Aim » In the records below, find the line containing "Decode this image". Output it and every line after it to the end, unchanged, with no pictures.

-- Dataset start --

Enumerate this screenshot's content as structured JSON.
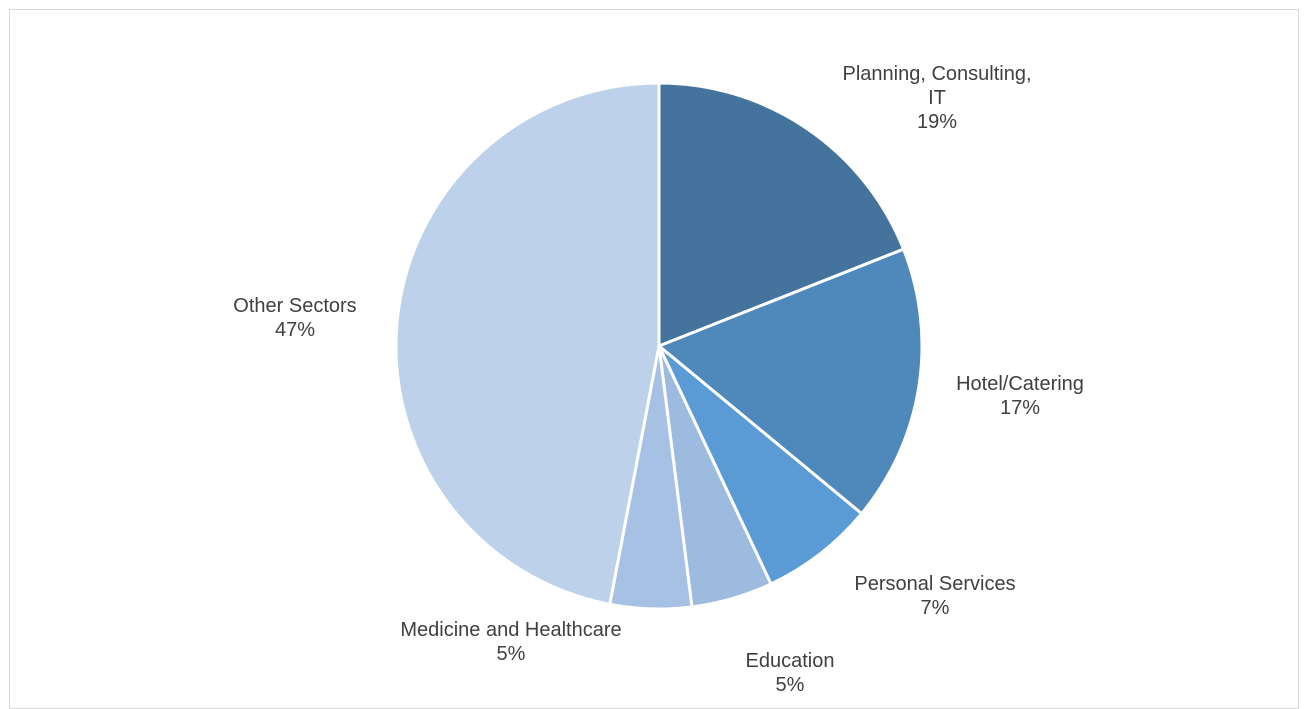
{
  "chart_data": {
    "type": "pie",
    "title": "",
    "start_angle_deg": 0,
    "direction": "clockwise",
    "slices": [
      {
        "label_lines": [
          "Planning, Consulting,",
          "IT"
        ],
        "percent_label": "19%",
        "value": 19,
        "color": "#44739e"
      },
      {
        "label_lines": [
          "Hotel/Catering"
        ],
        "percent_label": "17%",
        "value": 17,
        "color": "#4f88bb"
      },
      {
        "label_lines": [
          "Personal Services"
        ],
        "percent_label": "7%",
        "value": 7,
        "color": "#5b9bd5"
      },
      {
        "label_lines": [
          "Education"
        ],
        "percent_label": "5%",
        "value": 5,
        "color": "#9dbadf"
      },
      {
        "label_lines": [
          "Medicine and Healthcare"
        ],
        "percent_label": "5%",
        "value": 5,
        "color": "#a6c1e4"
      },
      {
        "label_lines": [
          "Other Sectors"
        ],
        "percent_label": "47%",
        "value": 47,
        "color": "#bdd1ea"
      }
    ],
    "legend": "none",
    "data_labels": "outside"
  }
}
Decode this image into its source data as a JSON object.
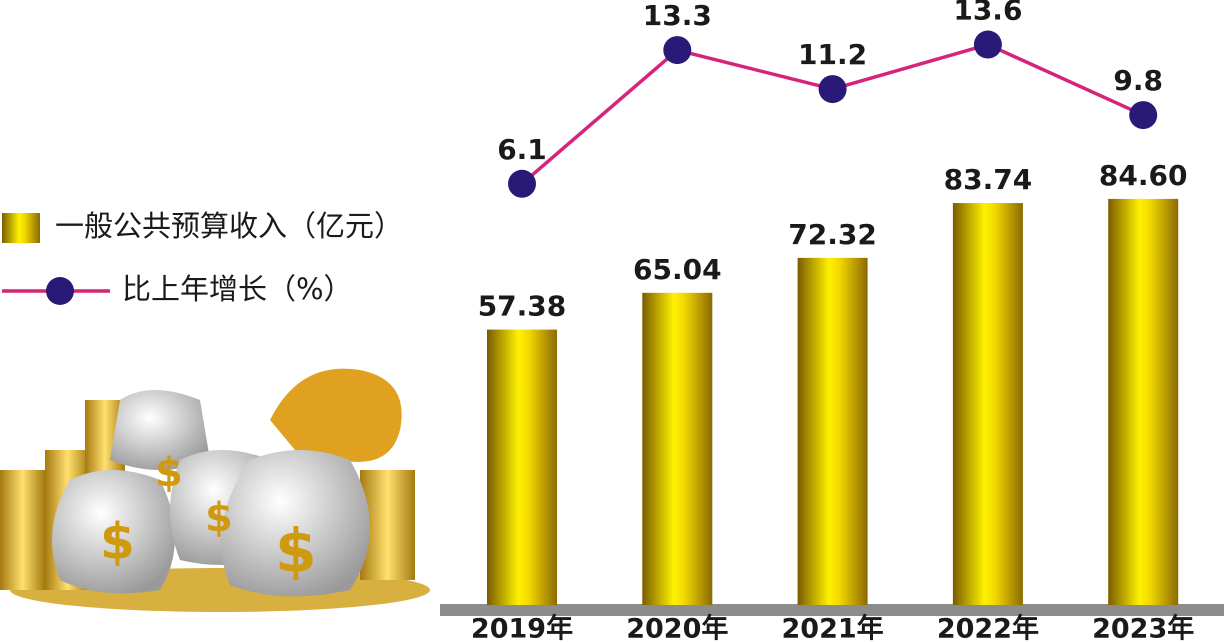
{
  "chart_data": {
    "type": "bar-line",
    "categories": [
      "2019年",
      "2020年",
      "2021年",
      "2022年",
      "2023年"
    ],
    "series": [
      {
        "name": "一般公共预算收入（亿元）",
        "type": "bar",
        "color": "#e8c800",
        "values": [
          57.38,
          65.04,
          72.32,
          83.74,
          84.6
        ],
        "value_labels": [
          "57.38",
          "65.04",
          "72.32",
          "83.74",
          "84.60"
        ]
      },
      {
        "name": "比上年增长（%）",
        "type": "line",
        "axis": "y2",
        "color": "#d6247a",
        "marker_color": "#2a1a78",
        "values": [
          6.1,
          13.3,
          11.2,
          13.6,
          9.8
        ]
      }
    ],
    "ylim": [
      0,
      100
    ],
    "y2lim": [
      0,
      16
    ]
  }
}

-- Dataset end --

Reply »
Decode this image into its source data as a JSON object.
{
  "chart_data": {
    "type": "bar-line",
    "categories": [
      "2019年",
      "2020年",
      "2021年",
      "2022年",
      "2023年"
    ],
    "series": [
      {
        "name": "一般公共预算收入（亿元）",
        "type": "bar",
        "color": "#e8c800",
        "values": [
          57.38,
          65.04,
          72.32,
          83.74,
          84.6
        ],
        "value_labels": [
          "57.38",
          "65.04",
          "72.32",
          "83.74",
          "84.60"
        ]
      },
      {
        "name": "比上年增长（%）",
        "type": "line",
        "axis": "y2",
        "color": "#d6247a",
        "marker_color": "#2a1a78",
        "values": [
          6.1,
          13.3,
          11.2,
          13.6,
          9.8
        ]
      }
    ],
    "ylim": [
      0,
      100
    ],
    "y2lim": [
      0,
      16
    ]
  }
}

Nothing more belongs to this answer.